Stored records:
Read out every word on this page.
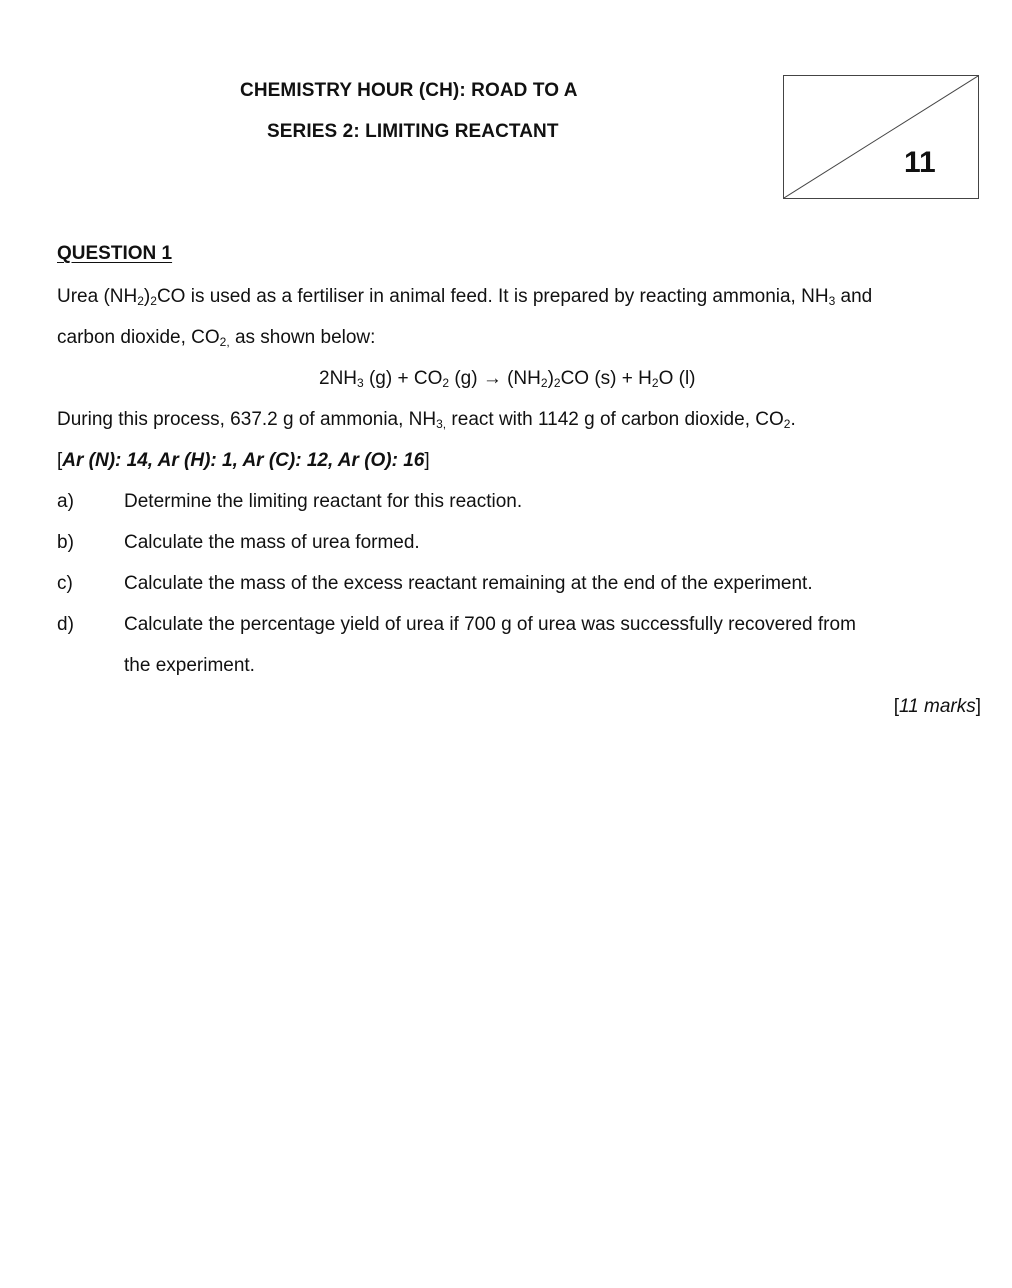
CHEMISTRY HOUR (CH): ROAD TO A
SERIES 2: LIMITING REACTANT
11
QUESTION 1
Urea $(NH_2)_2CO$ is used as a fertiliser in animal feed. It is prepared by reacting ammonia, $NH_3$ and
carbon dioxide, $CO_{2,}$ as shown below:
$2NH_3$ $(g) + CO_2$ $(g) \to (NH_2)_2CO$ $(s) + H_2O$ (l)
During this process, 637.2 g of ammonia, $NH_{3,}$ react with 1142 g of carbon dioxide, $CO_2$.
[Ar (N): 14, Ar (H): 1, Ar (C): 12, Ar (O): 16]
a)	Determine the limiting reactant for this reaction.
b)	Calculate the mass of urea formed.
c)	Calculate the mass of the excess reactant remaining at the end of the experiment.
d)	Calculate the percentage yield of urea if 700 g of urea was successfully recovered from
the experiment.
[11 marks]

* [What the task asks]:
The records above are to be reproduced exactly; the pictures are to be left out.

* [Right answer]:
Read out every word on this page.
CHEMISTRY HOUR (CH): ROAD TO A
SERIES 2: LIMITING REACTANT
11
QUESTION 1
Urea $(NH_2)_2CO$ is used as a fertiliser in animal feed. It is prepared by reacting ammonia, $NH_3$ and
carbon dioxide, $CO_{2,}$ as shown below:
$2NH_3$ $(g) + CO_2$ $(g) \to (NH_2)_2CO$ $(s) + H_2O$ (l)
During this process, 637.2 g of ammonia, $NH_{3,}$ react with 1142 g of carbon dioxide, $CO_2$.
[Ar (N): 14, Ar (H): 1, Ar (C): 12, Ar (O): 16]
a)	Determine the limiting reactant for this reaction.
b)	Calculate the mass of urea formed.
c)	Calculate the mass of the excess reactant remaining at the end of the experiment.
d)	Calculate the percentage yield of urea if 700 g of urea was successfully recovered from
the experiment.
[11 marks]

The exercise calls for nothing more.